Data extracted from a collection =

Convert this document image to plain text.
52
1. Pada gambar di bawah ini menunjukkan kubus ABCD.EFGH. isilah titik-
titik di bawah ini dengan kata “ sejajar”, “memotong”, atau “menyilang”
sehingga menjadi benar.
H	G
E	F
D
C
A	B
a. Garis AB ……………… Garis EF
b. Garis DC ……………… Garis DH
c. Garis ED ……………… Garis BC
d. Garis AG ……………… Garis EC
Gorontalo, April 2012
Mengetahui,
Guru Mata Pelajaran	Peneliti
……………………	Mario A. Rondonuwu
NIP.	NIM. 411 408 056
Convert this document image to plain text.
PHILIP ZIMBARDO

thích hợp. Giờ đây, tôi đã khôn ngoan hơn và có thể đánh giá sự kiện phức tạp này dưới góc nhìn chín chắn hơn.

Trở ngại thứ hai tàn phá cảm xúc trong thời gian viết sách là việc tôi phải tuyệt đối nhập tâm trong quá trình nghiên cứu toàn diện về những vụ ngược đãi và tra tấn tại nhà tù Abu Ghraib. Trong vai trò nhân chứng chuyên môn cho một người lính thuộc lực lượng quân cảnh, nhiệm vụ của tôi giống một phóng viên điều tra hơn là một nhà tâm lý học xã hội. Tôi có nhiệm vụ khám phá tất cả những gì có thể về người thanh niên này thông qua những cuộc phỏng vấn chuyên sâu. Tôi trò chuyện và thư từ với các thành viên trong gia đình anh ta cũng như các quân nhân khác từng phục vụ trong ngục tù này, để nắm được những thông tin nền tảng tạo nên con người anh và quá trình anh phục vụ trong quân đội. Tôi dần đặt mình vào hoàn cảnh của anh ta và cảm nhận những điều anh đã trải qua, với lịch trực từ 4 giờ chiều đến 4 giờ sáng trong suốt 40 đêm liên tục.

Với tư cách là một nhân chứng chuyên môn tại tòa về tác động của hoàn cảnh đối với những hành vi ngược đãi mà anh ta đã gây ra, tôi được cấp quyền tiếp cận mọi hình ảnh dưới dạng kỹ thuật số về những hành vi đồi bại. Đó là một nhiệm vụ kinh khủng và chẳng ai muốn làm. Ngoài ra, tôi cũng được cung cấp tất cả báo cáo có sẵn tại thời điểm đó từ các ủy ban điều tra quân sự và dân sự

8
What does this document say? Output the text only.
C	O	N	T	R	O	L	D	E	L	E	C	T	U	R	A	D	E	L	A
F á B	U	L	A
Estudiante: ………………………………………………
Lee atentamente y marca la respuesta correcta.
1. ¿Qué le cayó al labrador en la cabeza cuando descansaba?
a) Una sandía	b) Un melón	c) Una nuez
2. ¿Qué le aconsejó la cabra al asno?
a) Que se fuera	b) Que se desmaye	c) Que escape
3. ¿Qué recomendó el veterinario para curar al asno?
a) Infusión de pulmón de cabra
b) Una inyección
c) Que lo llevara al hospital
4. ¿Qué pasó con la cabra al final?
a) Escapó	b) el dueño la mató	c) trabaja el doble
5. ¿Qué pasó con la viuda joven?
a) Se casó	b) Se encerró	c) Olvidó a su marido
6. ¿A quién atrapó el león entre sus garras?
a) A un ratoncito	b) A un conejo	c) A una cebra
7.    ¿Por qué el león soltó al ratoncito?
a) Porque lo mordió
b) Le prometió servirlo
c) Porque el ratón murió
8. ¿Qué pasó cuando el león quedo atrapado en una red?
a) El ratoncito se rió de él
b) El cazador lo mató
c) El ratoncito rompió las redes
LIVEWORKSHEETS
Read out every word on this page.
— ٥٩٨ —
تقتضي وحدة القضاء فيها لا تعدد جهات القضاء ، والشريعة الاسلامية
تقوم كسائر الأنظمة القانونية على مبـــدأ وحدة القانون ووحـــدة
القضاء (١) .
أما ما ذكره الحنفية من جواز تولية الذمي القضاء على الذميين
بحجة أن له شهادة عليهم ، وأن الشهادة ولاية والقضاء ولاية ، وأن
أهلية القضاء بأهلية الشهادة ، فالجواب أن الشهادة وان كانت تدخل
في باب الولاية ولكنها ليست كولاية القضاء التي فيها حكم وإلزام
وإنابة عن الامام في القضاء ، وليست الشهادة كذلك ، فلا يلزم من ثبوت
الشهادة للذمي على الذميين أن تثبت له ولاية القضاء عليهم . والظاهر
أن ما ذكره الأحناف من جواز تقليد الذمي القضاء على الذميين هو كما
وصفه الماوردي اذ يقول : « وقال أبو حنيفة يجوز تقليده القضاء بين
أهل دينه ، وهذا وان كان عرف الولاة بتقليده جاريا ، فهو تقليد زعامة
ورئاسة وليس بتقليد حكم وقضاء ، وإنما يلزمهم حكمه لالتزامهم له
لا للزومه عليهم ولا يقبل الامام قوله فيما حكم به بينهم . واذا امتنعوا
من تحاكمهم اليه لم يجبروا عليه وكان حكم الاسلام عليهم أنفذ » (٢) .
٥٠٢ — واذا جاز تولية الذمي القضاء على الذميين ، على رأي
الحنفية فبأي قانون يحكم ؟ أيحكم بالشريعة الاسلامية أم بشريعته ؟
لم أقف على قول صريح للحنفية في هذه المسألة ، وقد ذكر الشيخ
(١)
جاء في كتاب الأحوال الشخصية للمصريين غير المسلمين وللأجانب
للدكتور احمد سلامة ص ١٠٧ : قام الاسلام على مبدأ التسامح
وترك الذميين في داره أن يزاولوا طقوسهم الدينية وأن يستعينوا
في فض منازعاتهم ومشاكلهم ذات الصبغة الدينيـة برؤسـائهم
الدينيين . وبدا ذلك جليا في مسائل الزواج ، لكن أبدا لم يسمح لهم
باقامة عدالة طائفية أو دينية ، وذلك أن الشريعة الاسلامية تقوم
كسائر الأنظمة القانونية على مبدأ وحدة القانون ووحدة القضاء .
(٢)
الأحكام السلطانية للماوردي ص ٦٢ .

SET PROBLEM =
Retype the whole listing, matching it exactly.

FINISHED ANSWER =
Convert this document image to plain text.
52
1. Pada gambar di bawah ini menunjukkan kubus ABCD.EFGH. isilah titik-
titik di bawah ini dengan kata “ sejajar”, “memotong”, atau “menyilang”
sehingga menjadi benar.
H	G
E	F
D
C
A	B
a. Garis AB ……………… Garis EF
b. Garis DC ……………… Garis DH
c. Garis ED ……………… Garis BC
d. Garis AG ……………… Garis EC
Gorontalo, April 2012
Mengetahui,
Guru Mata Pelajaran	Peneliti
……………………	Mario A. Rondonuwu
NIP.	NIM. 411 408 056
Convert this document image to plain text.
PHILIP ZIMBARDO

thích hợp. Giờ đây, tôi đã khôn ngoan hơn và có thể đánh giá sự kiện phức tạp này dưới góc nhìn chín chắn hơn.

Trở ngại thứ hai tàn phá cảm xúc trong thời gian viết sách là việc tôi phải tuyệt đối nhập tâm trong quá trình nghiên cứu toàn diện về những vụ ngược đãi và tra tấn tại nhà tù Abu Ghraib. Trong vai trò nhân chứng chuyên môn cho một người lính thuộc lực lượng quân cảnh, nhiệm vụ của tôi giống một phóng viên điều tra hơn là một nhà tâm lý học xã hội. Tôi có nhiệm vụ khám phá tất cả những gì có thể về người thanh niên này thông qua những cuộc phỏng vấn chuyên sâu. Tôi trò chuyện và thư từ với các thành viên trong gia đình anh ta cũng như các quân nhân khác từng phục vụ trong ngục tù này, để nắm được những thông tin nền tảng tạo nên con người anh và quá trình anh phục vụ trong quân đội. Tôi dần đặt mình vào hoàn cảnh của anh ta và cảm nhận những điều anh đã trải qua, với lịch trực từ 4 giờ chiều đến 4 giờ sáng trong suốt 40 đêm liên tục.

Với tư cách là một nhân chứng chuyên môn tại tòa về tác động của hoàn cảnh đối với những hành vi ngược đãi mà anh ta đã gây ra, tôi được cấp quyền tiếp cận mọi hình ảnh dưới dạng kỹ thuật số về những hành vi đồi bại. Đó là một nhiệm vụ kinh khủng và chẳng ai muốn làm. Ngoài ra, tôi cũng được cung cấp tất cả báo cáo có sẵn tại thời điểm đó từ các ủy ban điều tra quân sự và dân sự

8
What does this document say? Output the text only.
C	O	N	T	R	O	L	D	E	L	E	C	T	U	R	A	D	E	L	A
F á B	U	L	A
Estudiante: ………………………………………………
Lee atentamente y marca la respuesta correcta.
1. ¿Qué le cayó al labrador en la cabeza cuando descansaba?
a) Una sandía	b) Un melón	c) Una nuez
2. ¿Qué le aconsejó la cabra al asno?
a) Que se fuera	b) Que se desmaye	c) Que escape
3. ¿Qué recomendó el veterinario para curar al asno?
a) Infusión de pulmón de cabra
b) Una inyección
c) Que lo llevara al hospital
4. ¿Qué pasó con la cabra al final?
a) Escapó	b) el dueño la mató	c) trabaja el doble
5. ¿Qué pasó con la viuda joven?
a) Se casó	b) Se encerró	c) Olvidó a su marido
6. ¿A quién atrapó el león entre sus garras?
a) A un ratoncito	b) A un conejo	c) A una cebra
7.    ¿Por qué el león soltó al ratoncito?
a) Porque lo mordió
b) Le prometió servirlo
c) Porque el ratón murió
8. ¿Qué pasó cuando el león quedo atrapado en una red?
a) El ratoncito se rió de él
b) El cazador lo mató
c) El ratoncito rompió las redes
LIVEWORKSHEETS
Read out every word on this page.
— ٥٩٨ —
تقتضي وحدة القضاء فيها لا تعدد جهات القضاء ، والشريعة الاسلامية
تقوم كسائر الأنظمة القانونية على مبـــدأ وحدة القانون ووحـــدة
القضاء (١) .
أما ما ذكره الحنفية من جواز تولية الذمي القضاء على الذميين
بحجة أن له شهادة عليهم ، وأن الشهادة ولاية والقضاء ولاية ، وأن
أهلية القضاء بأهلية الشهادة ، فالجواب أن الشهادة وان كانت تدخل
في باب الولاية ولكنها ليست كولاية القضاء التي فيها حكم وإلزام
وإنابة عن الامام في القضاء ، وليست الشهادة كذلك ، فلا يلزم من ثبوت
الشهادة للذمي على الذميين أن تثبت له ولاية القضاء عليهم . والظاهر
أن ما ذكره الأحناف من جواز تقليد الذمي القضاء على الذميين هو كما
وصفه الماوردي اذ يقول : « وقال أبو حنيفة يجوز تقليده القضاء بين
أهل دينه ، وهذا وان كان عرف الولاة بتقليده جاريا ، فهو تقليد زعامة
ورئاسة وليس بتقليد حكم وقضاء ، وإنما يلزمهم حكمه لالتزامهم له
لا للزومه عليهم ولا يقبل الامام قوله فيما حكم به بينهم . واذا امتنعوا
من تحاكمهم اليه لم يجبروا عليه وكان حكم الاسلام عليهم أنفذ » (٢) .
٥٠٢ — واذا جاز تولية الذمي القضاء على الذميين ، على رأي
الحنفية فبأي قانون يحكم ؟ أيحكم بالشريعة الاسلامية أم بشريعته ؟
لم أقف على قول صريح للحنفية في هذه المسألة ، وقد ذكر الشيخ
(١)
جاء في كتاب الأحوال الشخصية للمصريين غير المسلمين وللأجانب
للدكتور احمد سلامة ص ١٠٧ : قام الاسلام على مبدأ التسامح
وترك الذميين في داره أن يزاولوا طقوسهم الدينية وأن يستعينوا
في فض منازعاتهم ومشاكلهم ذات الصبغة الدينيـة برؤسـائهم
الدينيين . وبدا ذلك جليا في مسائل الزواج ، لكن أبدا لم يسمح لهم
باقامة عدالة طائفية أو دينية ، وذلك أن الشريعة الاسلامية تقوم
كسائر الأنظمة القانونية على مبدأ وحدة القانون ووحدة القضاء .
(٢)
الأحكام السلطانية للماوردي ص ٦٢ .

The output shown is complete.